Data listing
►

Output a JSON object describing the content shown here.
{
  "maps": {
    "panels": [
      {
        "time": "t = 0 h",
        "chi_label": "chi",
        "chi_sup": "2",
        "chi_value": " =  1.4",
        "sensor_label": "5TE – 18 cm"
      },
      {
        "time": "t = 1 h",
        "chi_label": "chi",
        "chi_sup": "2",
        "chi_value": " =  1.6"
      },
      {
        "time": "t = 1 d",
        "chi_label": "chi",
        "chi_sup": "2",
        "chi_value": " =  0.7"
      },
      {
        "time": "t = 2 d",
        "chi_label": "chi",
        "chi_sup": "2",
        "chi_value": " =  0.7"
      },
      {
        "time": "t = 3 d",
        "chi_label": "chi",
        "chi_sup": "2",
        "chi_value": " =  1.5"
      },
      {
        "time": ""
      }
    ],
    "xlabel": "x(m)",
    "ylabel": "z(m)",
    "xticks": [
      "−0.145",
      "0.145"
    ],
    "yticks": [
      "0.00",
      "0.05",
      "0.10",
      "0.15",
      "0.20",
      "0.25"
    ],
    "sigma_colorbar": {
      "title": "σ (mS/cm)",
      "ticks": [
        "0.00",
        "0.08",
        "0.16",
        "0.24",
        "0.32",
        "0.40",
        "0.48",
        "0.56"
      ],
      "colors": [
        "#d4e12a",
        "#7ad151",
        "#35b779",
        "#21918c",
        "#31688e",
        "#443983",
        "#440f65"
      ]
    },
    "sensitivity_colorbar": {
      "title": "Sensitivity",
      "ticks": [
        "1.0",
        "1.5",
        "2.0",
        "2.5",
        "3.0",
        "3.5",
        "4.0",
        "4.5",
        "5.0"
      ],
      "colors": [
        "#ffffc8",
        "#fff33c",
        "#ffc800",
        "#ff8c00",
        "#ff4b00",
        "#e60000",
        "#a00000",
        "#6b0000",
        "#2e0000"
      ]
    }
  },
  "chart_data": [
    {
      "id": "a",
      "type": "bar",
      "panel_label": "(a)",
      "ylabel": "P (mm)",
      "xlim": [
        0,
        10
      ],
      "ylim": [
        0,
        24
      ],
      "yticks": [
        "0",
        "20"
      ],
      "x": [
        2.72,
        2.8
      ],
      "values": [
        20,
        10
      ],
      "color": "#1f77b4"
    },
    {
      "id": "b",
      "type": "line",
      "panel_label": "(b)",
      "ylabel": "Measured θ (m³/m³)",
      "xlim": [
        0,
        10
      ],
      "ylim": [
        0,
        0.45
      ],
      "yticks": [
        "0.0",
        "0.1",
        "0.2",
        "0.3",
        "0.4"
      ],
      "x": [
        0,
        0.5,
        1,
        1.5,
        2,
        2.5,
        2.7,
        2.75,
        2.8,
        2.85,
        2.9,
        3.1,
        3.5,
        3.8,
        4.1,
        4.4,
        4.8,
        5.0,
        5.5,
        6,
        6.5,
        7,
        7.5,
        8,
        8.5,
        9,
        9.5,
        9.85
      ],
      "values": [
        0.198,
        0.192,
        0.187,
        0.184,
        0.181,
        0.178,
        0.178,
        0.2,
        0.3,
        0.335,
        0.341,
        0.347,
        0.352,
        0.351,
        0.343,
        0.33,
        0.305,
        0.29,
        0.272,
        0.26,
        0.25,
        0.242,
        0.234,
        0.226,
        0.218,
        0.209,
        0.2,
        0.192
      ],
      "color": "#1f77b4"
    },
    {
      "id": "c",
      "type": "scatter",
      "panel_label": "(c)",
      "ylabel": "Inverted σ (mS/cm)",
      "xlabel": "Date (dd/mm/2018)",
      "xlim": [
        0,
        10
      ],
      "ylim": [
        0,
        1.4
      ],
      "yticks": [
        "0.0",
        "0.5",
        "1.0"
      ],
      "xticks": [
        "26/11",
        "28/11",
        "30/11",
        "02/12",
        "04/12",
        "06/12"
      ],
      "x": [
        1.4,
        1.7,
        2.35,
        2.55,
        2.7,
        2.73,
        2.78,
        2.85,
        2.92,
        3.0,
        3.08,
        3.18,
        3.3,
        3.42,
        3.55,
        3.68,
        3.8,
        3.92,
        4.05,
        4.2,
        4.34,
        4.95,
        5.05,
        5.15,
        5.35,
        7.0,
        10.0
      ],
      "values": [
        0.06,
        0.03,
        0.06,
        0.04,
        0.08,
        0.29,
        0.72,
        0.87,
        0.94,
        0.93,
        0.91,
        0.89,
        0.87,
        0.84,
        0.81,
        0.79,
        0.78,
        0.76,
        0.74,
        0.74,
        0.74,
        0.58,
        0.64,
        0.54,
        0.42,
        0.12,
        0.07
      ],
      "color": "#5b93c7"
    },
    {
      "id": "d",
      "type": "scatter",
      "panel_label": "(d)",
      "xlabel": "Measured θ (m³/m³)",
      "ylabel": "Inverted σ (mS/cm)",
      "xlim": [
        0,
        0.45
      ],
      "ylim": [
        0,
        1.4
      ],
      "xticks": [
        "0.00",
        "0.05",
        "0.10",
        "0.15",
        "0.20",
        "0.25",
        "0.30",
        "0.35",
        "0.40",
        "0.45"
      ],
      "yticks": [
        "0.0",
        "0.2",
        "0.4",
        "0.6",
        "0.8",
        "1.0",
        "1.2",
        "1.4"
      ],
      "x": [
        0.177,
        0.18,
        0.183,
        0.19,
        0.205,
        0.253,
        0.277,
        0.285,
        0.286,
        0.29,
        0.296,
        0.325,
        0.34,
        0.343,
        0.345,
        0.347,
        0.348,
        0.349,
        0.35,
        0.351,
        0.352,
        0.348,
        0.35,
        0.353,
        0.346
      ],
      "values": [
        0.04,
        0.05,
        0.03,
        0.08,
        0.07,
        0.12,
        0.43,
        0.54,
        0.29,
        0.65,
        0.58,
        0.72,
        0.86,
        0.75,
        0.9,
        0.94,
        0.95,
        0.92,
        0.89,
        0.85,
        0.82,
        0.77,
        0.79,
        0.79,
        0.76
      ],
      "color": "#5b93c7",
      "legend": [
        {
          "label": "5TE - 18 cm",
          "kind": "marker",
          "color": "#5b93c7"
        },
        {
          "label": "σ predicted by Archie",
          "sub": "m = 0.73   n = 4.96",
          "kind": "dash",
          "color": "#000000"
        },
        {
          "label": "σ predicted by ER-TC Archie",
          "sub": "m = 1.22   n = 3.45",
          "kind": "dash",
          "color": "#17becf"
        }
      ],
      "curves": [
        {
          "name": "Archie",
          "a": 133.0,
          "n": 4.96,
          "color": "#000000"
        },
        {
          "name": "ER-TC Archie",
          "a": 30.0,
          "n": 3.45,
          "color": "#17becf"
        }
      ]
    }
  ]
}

◄

TASK STATEMENT
Every entry should be printed again exactly as written.

OUTPUT OF THE EXERCISE
Output a JSON object describing the content shown here.
{
  "maps": {
    "panels": [
      {
        "time": "t = 0 h",
        "chi_label": "chi",
        "chi_sup": "2",
        "chi_value": " =  1.4",
        "sensor_label": "5TE – 18 cm"
      },
      {
        "time": "t = 1 h",
        "chi_label": "chi",
        "chi_sup": "2",
        "chi_value": " =  1.6"
      },
      {
        "time": "t = 1 d",
        "chi_label": "chi",
        "chi_sup": "2",
        "chi_value": " =  0.7"
      },
      {
        "time": "t = 2 d",
        "chi_label": "chi",
        "chi_sup": "2",
        "chi_value": " =  0.7"
      },
      {
        "time": "t = 3 d",
        "chi_label": "chi",
        "chi_sup": "2",
        "chi_value": " =  1.5"
      },
      {
        "time": ""
      }
    ],
    "xlabel": "x(m)",
    "ylabel": "z(m)",
    "xticks": [
      "−0.145",
      "0.145"
    ],
    "yticks": [
      "0.00",
      "0.05",
      "0.10",
      "0.15",
      "0.20",
      "0.25"
    ],
    "sigma_colorbar": {
      "title": "σ (mS/cm)",
      "ticks": [
        "0.00",
        "0.08",
        "0.16",
        "0.24",
        "0.32",
        "0.40",
        "0.48",
        "0.56"
      ],
      "colors": [
        "#d4e12a",
        "#7ad151",
        "#35b779",
        "#21918c",
        "#31688e",
        "#443983",
        "#440f65"
      ]
    },
    "sensitivity_colorbar": {
      "title": "Sensitivity",
      "ticks": [
        "1.0",
        "1.5",
        "2.0",
        "2.5",
        "3.0",
        "3.5",
        "4.0",
        "4.5",
        "5.0"
      ],
      "colors": [
        "#ffffc8",
        "#fff33c",
        "#ffc800",
        "#ff8c00",
        "#ff4b00",
        "#e60000",
        "#a00000",
        "#6b0000",
        "#2e0000"
      ]
    }
  },
  "chart_data": [
    {
      "id": "a",
      "type": "bar",
      "panel_label": "(a)",
      "ylabel": "P (mm)",
      "xlim": [
        0,
        10
      ],
      "ylim": [
        0,
        24
      ],
      "yticks": [
        "0",
        "20"
      ],
      "x": [
        2.72,
        2.8
      ],
      "values": [
        20,
        10
      ],
      "color": "#1f77b4"
    },
    {
      "id": "b",
      "type": "line",
      "panel_label": "(b)",
      "ylabel": "Measured θ (m³/m³)",
      "xlim": [
        0,
        10
      ],
      "ylim": [
        0,
        0.45
      ],
      "yticks": [
        "0.0",
        "0.1",
        "0.2",
        "0.3",
        "0.4"
      ],
      "x": [
        0,
        0.5,
        1,
        1.5,
        2,
        2.5,
        2.7,
        2.75,
        2.8,
        2.85,
        2.9,
        3.1,
        3.5,
        3.8,
        4.1,
        4.4,
        4.8,
        5.0,
        5.5,
        6,
        6.5,
        7,
        7.5,
        8,
        8.5,
        9,
        9.5,
        9.85
      ],
      "values": [
        0.198,
        0.192,
        0.187,
        0.184,
        0.181,
        0.178,
        0.178,
        0.2,
        0.3,
        0.335,
        0.341,
        0.347,
        0.352,
        0.351,
        0.343,
        0.33,
        0.305,
        0.29,
        0.272,
        0.26,
        0.25,
        0.242,
        0.234,
        0.226,
        0.218,
        0.209,
        0.2,
        0.192
      ],
      "color": "#1f77b4"
    },
    {
      "id": "c",
      "type": "scatter",
      "panel_label": "(c)",
      "ylabel": "Inverted σ (mS/cm)",
      "xlabel": "Date (dd/mm/2018)",
      "xlim": [
        0,
        10
      ],
      "ylim": [
        0,
        1.4
      ],
      "yticks": [
        "0.0",
        "0.5",
        "1.0"
      ],
      "xticks": [
        "26/11",
        "28/11",
        "30/11",
        "02/12",
        "04/12",
        "06/12"
      ],
      "x": [
        1.4,
        1.7,
        2.35,
        2.55,
        2.7,
        2.73,
        2.78,
        2.85,
        2.92,
        3.0,
        3.08,
        3.18,
        3.3,
        3.42,
        3.55,
        3.68,
        3.8,
        3.92,
        4.05,
        4.2,
        4.34,
        4.95,
        5.05,
        5.15,
        5.35,
        7.0,
        10.0
      ],
      "values": [
        0.06,
        0.03,
        0.06,
        0.04,
        0.08,
        0.29,
        0.72,
        0.87,
        0.94,
        0.93,
        0.91,
        0.89,
        0.87,
        0.84,
        0.81,
        0.79,
        0.78,
        0.76,
        0.74,
        0.74,
        0.74,
        0.58,
        0.64,
        0.54,
        0.42,
        0.12,
        0.07
      ],
      "color": "#5b93c7"
    },
    {
      "id": "d",
      "type": "scatter",
      "panel_label": "(d)",
      "xlabel": "Measured θ (m³/m³)",
      "ylabel": "Inverted σ (mS/cm)",
      "xlim": [
        0,
        0.45
      ],
      "ylim": [
        0,
        1.4
      ],
      "xticks": [
        "0.00",
        "0.05",
        "0.10",
        "0.15",
        "0.20",
        "0.25",
        "0.30",
        "0.35",
        "0.40",
        "0.45"
      ],
      "yticks": [
        "0.0",
        "0.2",
        "0.4",
        "0.6",
        "0.8",
        "1.0",
        "1.2",
        "1.4"
      ],
      "x": [
        0.177,
        0.18,
        0.183,
        0.19,
        0.205,
        0.253,
        0.277,
        0.285,
        0.286,
        0.29,
        0.296,
        0.325,
        0.34,
        0.343,
        0.345,
        0.347,
        0.348,
        0.349,
        0.35,
        0.351,
        0.352,
        0.348,
        0.35,
        0.353,
        0.346
      ],
      "values": [
        0.04,
        0.05,
        0.03,
        0.08,
        0.07,
        0.12,
        0.43,
        0.54,
        0.29,
        0.65,
        0.58,
        0.72,
        0.86,
        0.75,
        0.9,
        0.94,
        0.95,
        0.92,
        0.89,
        0.85,
        0.82,
        0.77,
        0.79,
        0.79,
        0.76
      ],
      "color": "#5b93c7",
      "legend": [
        {
          "label": "5TE - 18 cm",
          "kind": "marker",
          "color": "#5b93c7"
        },
        {
          "label": "σ predicted by Archie",
          "sub": "m = 0.73   n = 4.96",
          "kind": "dash",
          "color": "#000000"
        },
        {
          "label": "σ predicted by ER-TC Archie",
          "sub": "m = 1.22   n = 3.45",
          "kind": "dash",
          "color": "#17becf"
        }
      ],
      "curves": [
        {
          "name": "Archie",
          "a": 133.0,
          "n": 4.96,
          "color": "#000000"
        },
        {
          "name": "ER-TC Archie",
          "a": 30.0,
          "n": 3.45,
          "color": "#17becf"
        }
      ]
    }
  ]
}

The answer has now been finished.